EXERCISE INSTRUCTIONS>
Reproduce the listing word for word. Skip any image.

INPUT FOR THIS TASK>

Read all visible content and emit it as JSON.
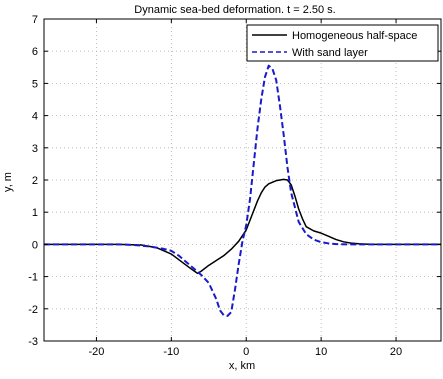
{
  "chart_data": {
    "type": "line",
    "title": "Dynamic sea-bed deformation. t = 2.50 s.",
    "xlabel": "x, km",
    "ylabel": "y, m",
    "xlim": [
      -27,
      26
    ],
    "ylim": [
      -3,
      7
    ],
    "xticks": [
      -20,
      -10,
      0,
      10,
      20
    ],
    "yticks": [
      -3,
      -2,
      -1,
      0,
      1,
      2,
      3,
      4,
      5,
      6,
      7
    ],
    "grid": true,
    "legend_position": "top-right",
    "series": [
      {
        "name": "Homogeneous half-space",
        "color": "#000000",
        "style": "solid",
        "x": [
          -27,
          -20,
          -17,
          -14,
          -12,
          -10,
          -8,
          -7,
          -6.5,
          -6,
          -5,
          -4,
          -3,
          -2,
          -1,
          0,
          0.5,
          1,
          1.5,
          2,
          2.5,
          3,
          4,
          5,
          5.5,
          6,
          6.5,
          7,
          7.5,
          8,
          9,
          10,
          11,
          12,
          13,
          14,
          15,
          16,
          17,
          20,
          26
        ],
        "y": [
          0,
          0,
          0,
          -0.02,
          -0.1,
          -0.3,
          -0.65,
          -0.82,
          -0.9,
          -0.83,
          -0.65,
          -0.5,
          -0.35,
          -0.15,
          0.1,
          0.45,
          0.75,
          1.05,
          1.35,
          1.6,
          1.78,
          1.88,
          1.98,
          2.02,
          2.0,
          1.85,
          1.5,
          1.1,
          0.8,
          0.55,
          0.42,
          0.35,
          0.25,
          0.15,
          0.08,
          0.04,
          0.02,
          0.01,
          0,
          0,
          0
        ]
      },
      {
        "name": "With sand layer",
        "color": "#1a1acc",
        "style": "dashed",
        "x": [
          -27,
          -17,
          -15,
          -13,
          -11,
          -10,
          -9,
          -8,
          -7,
          -6,
          -5,
          -4,
          -3.5,
          -3,
          -2.5,
          -2,
          -1.5,
          -1,
          -0.5,
          0,
          0.5,
          1,
          1.5,
          2,
          2.5,
          3,
          3.5,
          4,
          4.5,
          5,
          5.5,
          6,
          7,
          8,
          9,
          10,
          11,
          12,
          14,
          16,
          26
        ],
        "y": [
          0,
          0,
          -0.02,
          -0.06,
          -0.14,
          -0.2,
          -0.35,
          -0.55,
          -0.75,
          -0.95,
          -1.2,
          -1.7,
          -2.05,
          -2.2,
          -2.22,
          -2.1,
          -1.4,
          -0.6,
          0.1,
          0.6,
          1.4,
          2.5,
          3.6,
          4.5,
          5.2,
          5.55,
          5.45,
          5.1,
          4.3,
          3.4,
          2.4,
          1.6,
          0.7,
          0.32,
          0.15,
          0.07,
          0.03,
          0.01,
          0,
          0,
          0
        ]
      }
    ]
  }
}
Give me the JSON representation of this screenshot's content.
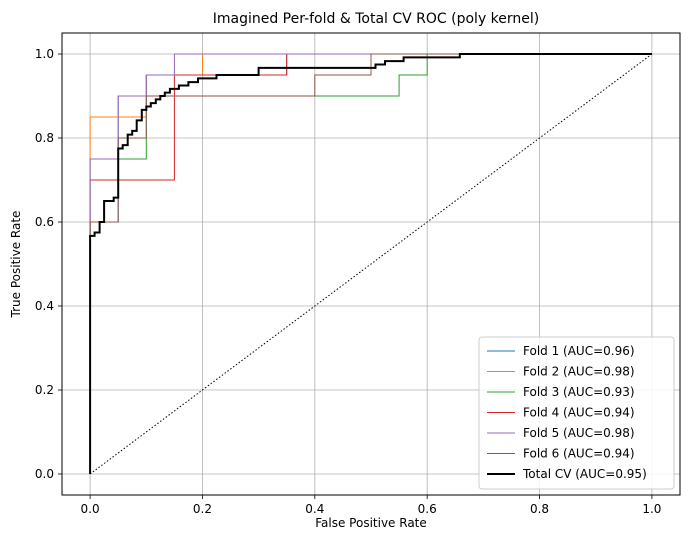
{
  "chart_data": {
    "type": "line",
    "title": "Imagined Per-fold & Total CV ROC (poly kernel)",
    "xlabel": "False Positive Rate",
    "ylabel": "True Positive Rate",
    "xlim": [
      -0.05,
      1.05
    ],
    "ylim": [
      -0.05,
      1.05
    ],
    "xticks": [
      0.0,
      0.2,
      0.4,
      0.6,
      0.8,
      1.0
    ],
    "yticks": [
      0.0,
      0.2,
      0.4,
      0.6,
      0.8,
      1.0
    ],
    "grid": true,
    "legend_position": "lower-right",
    "diagonal": {
      "x": [
        0,
        1
      ],
      "y": [
        0,
        1
      ],
      "color": "#000000",
      "style": "dotted"
    },
    "series": [
      {
        "name": "Fold 1 (AUC=0.96)",
        "color": "#1f77b4",
        "width": 1,
        "x": [
          0,
          0,
          0.05,
          0.05,
          0.1,
          0.1,
          0.15,
          0.15,
          0.2,
          0.2,
          0.35,
          0.35,
          0.5,
          0.5,
          0.7,
          0.7,
          1.0
        ],
        "y": [
          0,
          0.6,
          0.6,
          0.9,
          0.9,
          0.95,
          0.95,
          0.95,
          0.95,
          0.95,
          0.95,
          1.0,
          1.0,
          1.0,
          1.0,
          1.0,
          1.0
        ]
      },
      {
        "name": "Fold 2 (AUC=0.98)",
        "color": "#ff7f0e",
        "width": 1,
        "x": [
          0,
          0,
          0.1,
          0.1,
          0.2,
          0.2,
          1.0
        ],
        "y": [
          0,
          0.85,
          0.85,
          0.95,
          0.95,
          1.0,
          1.0
        ]
      },
      {
        "name": "Fold 3 (AUC=0.93)",
        "color": "#2ca02c",
        "width": 1,
        "x": [
          0,
          0,
          0.05,
          0.05,
          0.1,
          0.1,
          0.55,
          0.55,
          0.6,
          0.6,
          1.0
        ],
        "y": [
          0,
          0.75,
          0.75,
          0.75,
          0.75,
          0.9,
          0.9,
          0.95,
          0.95,
          1.0,
          1.0
        ]
      },
      {
        "name": "Fold 4 (AUC=0.94)",
        "color": "#d62728",
        "width": 1,
        "x": [
          0,
          0,
          0.15,
          0.15,
          0.35,
          0.35,
          1.0
        ],
        "y": [
          0,
          0.7,
          0.7,
          0.95,
          0.95,
          1.0,
          1.0
        ]
      },
      {
        "name": "Fold 5 (AUC=0.98)",
        "color": "#9467bd",
        "width": 1,
        "x": [
          0,
          0,
          0.05,
          0.05,
          0.1,
          0.1,
          0.15,
          0.15,
          1.0
        ],
        "y": [
          0,
          0.75,
          0.75,
          0.9,
          0.9,
          0.95,
          0.95,
          1.0,
          1.0
        ]
      },
      {
        "name": "Fold 6 (AUC=0.94)",
        "color": "#8c564b",
        "width": 1,
        "x": [
          0,
          0,
          0.05,
          0.05,
          0.1,
          0.1,
          0.4,
          0.4,
          0.5,
          0.5,
          1.0
        ],
        "y": [
          0,
          0.6,
          0.6,
          0.8,
          0.8,
          0.9,
          0.9,
          0.95,
          0.95,
          1.0,
          1.0
        ]
      },
      {
        "name": "Total CV (AUC=0.95)",
        "color": "#000000",
        "width": 2,
        "x": [
          0,
          0,
          0.008,
          0.008,
          0.017,
          0.017,
          0.025,
          0.025,
          0.042,
          0.042,
          0.05,
          0.05,
          0.058,
          0.058,
          0.067,
          0.067,
          0.075,
          0.075,
          0.083,
          0.083,
          0.092,
          0.092,
          0.1,
          0.1,
          0.108,
          0.108,
          0.117,
          0.117,
          0.125,
          0.125,
          0.133,
          0.133,
          0.142,
          0.142,
          0.158,
          0.158,
          0.175,
          0.175,
          0.192,
          0.192,
          0.225,
          0.225,
          0.3,
          0.3,
          0.508,
          0.508,
          0.525,
          0.525,
          0.558,
          0.558,
          0.658,
          0.658,
          0.725,
          0.725,
          1.0
        ],
        "y": [
          0,
          0.567,
          0.567,
          0.575,
          0.575,
          0.6,
          0.6,
          0.65,
          0.65,
          0.658,
          0.658,
          0.775,
          0.775,
          0.783,
          0.783,
          0.808,
          0.808,
          0.817,
          0.817,
          0.842,
          0.842,
          0.867,
          0.867,
          0.875,
          0.875,
          0.883,
          0.883,
          0.892,
          0.892,
          0.9,
          0.9,
          0.908,
          0.908,
          0.917,
          0.917,
          0.925,
          0.925,
          0.933,
          0.933,
          0.942,
          0.942,
          0.95,
          0.95,
          0.967,
          0.967,
          0.975,
          0.975,
          0.983,
          0.983,
          0.992,
          0.992,
          1.0,
          1.0,
          1.0,
          1.0
        ]
      }
    ]
  }
}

COMPLETE OUTPUT>
Read all visible content and emit it as JSON.
{
  "chart_data": {
    "type": "line",
    "title": "Dynamic sea-bed deformation. t = 2.50 s.",
    "xlabel": "x, km",
    "ylabel": "y, m",
    "xlim": [
      -27,
      26
    ],
    "ylim": [
      -3,
      7
    ],
    "xticks": [
      -20,
      -10,
      0,
      10,
      20
    ],
    "yticks": [
      -3,
      -2,
      -1,
      0,
      1,
      2,
      3,
      4,
      5,
      6,
      7
    ],
    "grid": true,
    "legend_position": "top-right",
    "series": [
      {
        "name": "Homogeneous half-space",
        "color": "#000000",
        "style": "solid",
        "x": [
          -27,
          -20,
          -17,
          -14,
          -12,
          -10,
          -8,
          -7,
          -6.5,
          -6,
          -5,
          -4,
          -3,
          -2,
          -1,
          0,
          0.5,
          1,
          1.5,
          2,
          2.5,
          3,
          4,
          5,
          5.5,
          6,
          6.5,
          7,
          7.5,
          8,
          9,
          10,
          11,
          12,
          13,
          14,
          15,
          16,
          17,
          20,
          26
        ],
        "y": [
          0,
          0,
          0,
          -0.02,
          -0.1,
          -0.3,
          -0.65,
          -0.82,
          -0.9,
          -0.83,
          -0.65,
          -0.5,
          -0.35,
          -0.15,
          0.1,
          0.45,
          0.75,
          1.05,
          1.35,
          1.6,
          1.78,
          1.88,
          1.98,
          2.02,
          2.0,
          1.85,
          1.5,
          1.1,
          0.8,
          0.55,
          0.42,
          0.35,
          0.25,
          0.15,
          0.08,
          0.04,
          0.02,
          0.01,
          0,
          0,
          0
        ]
      },
      {
        "name": "With sand layer",
        "color": "#1a1acc",
        "style": "dashed",
        "x": [
          -27,
          -17,
          -15,
          -13,
          -11,
          -10,
          -9,
          -8,
          -7,
          -6,
          -5,
          -4,
          -3.5,
          -3,
          -2.5,
          -2,
          -1.5,
          -1,
          -0.5,
          0,
          0.5,
          1,
          1.5,
          2,
          2.5,
          3,
          3.5,
          4,
          4.5,
          5,
          5.5,
          6,
          7,
          8,
          9,
          10,
          11,
          12,
          14,
          16,
          26
        ],
        "y": [
          0,
          0,
          -0.02,
          -0.06,
          -0.14,
          -0.2,
          -0.35,
          -0.55,
          -0.75,
          -0.95,
          -1.2,
          -1.7,
          -2.05,
          -2.2,
          -2.22,
          -2.1,
          -1.4,
          -0.6,
          0.1,
          0.6,
          1.4,
          2.5,
          3.6,
          4.5,
          5.2,
          5.55,
          5.45,
          5.1,
          4.3,
          3.4,
          2.4,
          1.6,
          0.7,
          0.32,
          0.15,
          0.07,
          0.03,
          0.01,
          0,
          0,
          0
        ]
      }
    ]
  }
}
Give me the JSON representation of this screenshot's content.
{
  "chart_data": {
    "type": "line",
    "title": "Imagined Per-fold & Total CV ROC (poly kernel)",
    "xlabel": "False Positive Rate",
    "ylabel": "True Positive Rate",
    "xlim": [
      -0.05,
      1.05
    ],
    "ylim": [
      -0.05,
      1.05
    ],
    "xticks": [
      0.0,
      0.2,
      0.4,
      0.6,
      0.8,
      1.0
    ],
    "yticks": [
      0.0,
      0.2,
      0.4,
      0.6,
      0.8,
      1.0
    ],
    "grid": true,
    "legend_position": "lower-right",
    "diagonal": {
      "x": [
        0,
        1
      ],
      "y": [
        0,
        1
      ],
      "color": "#000000",
      "style": "dotted"
    },
    "series": [
      {
        "name": "Fold 1 (AUC=0.96)",
        "color": "#1f77b4",
        "width": 1,
        "x": [
          0,
          0,
          0.05,
          0.05,
          0.1,
          0.1,
          0.15,
          0.15,
          0.2,
          0.2,
          0.35,
          0.35,
          0.5,
          0.5,
          0.7,
          0.7,
          1.0
        ],
        "y": [
          0,
          0.6,
          0.6,
          0.9,
          0.9,
          0.95,
          0.95,
          0.95,
          0.95,
          0.95,
          0.95,
          1.0,
          1.0,
          1.0,
          1.0,
          1.0,
          1.0
        ]
      },
      {
        "name": "Fold 2 (AUC=0.98)",
        "color": "#ff7f0e",
        "width": 1,
        "x": [
          0,
          0,
          0.1,
          0.1,
          0.2,
          0.2,
          1.0
        ],
        "y": [
          0,
          0.85,
          0.85,
          0.95,
          0.95,
          1.0,
          1.0
        ]
      },
      {
        "name": "Fold 3 (AUC=0.93)",
        "color": "#2ca02c",
        "width": 1,
        "x": [
          0,
          0,
          0.05,
          0.05,
          0.1,
          0.1,
          0.55,
          0.55,
          0.6,
          0.6,
          1.0
        ],
        "y": [
          0,
          0.75,
          0.75,
          0.75,
          0.75,
          0.9,
          0.9,
          0.95,
          0.95,
          1.0,
          1.0
        ]
      },
      {
        "name": "Fold 4 (AUC=0.94)",
        "color": "#d62728",
        "width": 1,
        "x": [
          0,
          0,
          0.15,
          0.15,
          0.35,
          0.35,
          1.0
        ],
        "y": [
          0,
          0.7,
          0.7,
          0.95,
          0.95,
          1.0,
          1.0
        ]
      },
      {
        "name": "Fold 5 (AUC=0.98)",
        "color": "#9467bd",
        "width": 1,
        "x": [
          0,
          0,
          0.05,
          0.05,
          0.1,
          0.1,
          0.15,
          0.15,
          1.0
        ],
        "y": [
          0,
          0.75,
          0.75,
          0.9,
          0.9,
          0.95,
          0.95,
          1.0,
          1.0
        ]
      },
      {
        "name": "Fold 6 (AUC=0.94)",
        "color": "#8c564b",
        "width": 1,
        "x": [
          0,
          0,
          0.05,
          0.05,
          0.1,
          0.1,
          0.4,
          0.4,
          0.5,
          0.5,
          1.0
        ],
        "y": [
          0,
          0.6,
          0.6,
          0.8,
          0.8,
          0.9,
          0.9,
          0.95,
          0.95,
          1.0,
          1.0
        ]
      },
      {
        "name": "Total CV (AUC=0.95)",
        "color": "#000000",
        "width": 2,
        "x": [
          0,
          0,
          0.008,
          0.008,
          0.017,
          0.017,
          0.025,
          0.025,
          0.042,
          0.042,
          0.05,
          0.05,
          0.058,
          0.058,
          0.067,
          0.067,
          0.075,
          0.075,
          0.083,
          0.083,
          0.092,
          0.092,
          0.1,
          0.1,
          0.108,
          0.108,
          0.117,
          0.117,
          0.125,
          0.125,
          0.133,
          0.133,
          0.142,
          0.142,
          0.158,
          0.158,
          0.175,
          0.175,
          0.192,
          0.192,
          0.225,
          0.225,
          0.3,
          0.3,
          0.508,
          0.508,
          0.525,
          0.525,
          0.558,
          0.558,
          0.658,
          0.658,
          0.725,
          0.725,
          1.0
        ],
        "y": [
          0,
          0.567,
          0.567,
          0.575,
          0.575,
          0.6,
          0.6,
          0.65,
          0.65,
          0.658,
          0.658,
          0.775,
          0.775,
          0.783,
          0.783,
          0.808,
          0.808,
          0.817,
          0.817,
          0.842,
          0.842,
          0.867,
          0.867,
          0.875,
          0.875,
          0.883,
          0.883,
          0.892,
          0.892,
          0.9,
          0.9,
          0.908,
          0.908,
          0.917,
          0.917,
          0.925,
          0.925,
          0.933,
          0.933,
          0.942,
          0.942,
          0.95,
          0.95,
          0.967,
          0.967,
          0.975,
          0.975,
          0.983,
          0.983,
          0.992,
          0.992,
          1.0,
          1.0,
          1.0,
          1.0
        ]
      }
    ]
  }
}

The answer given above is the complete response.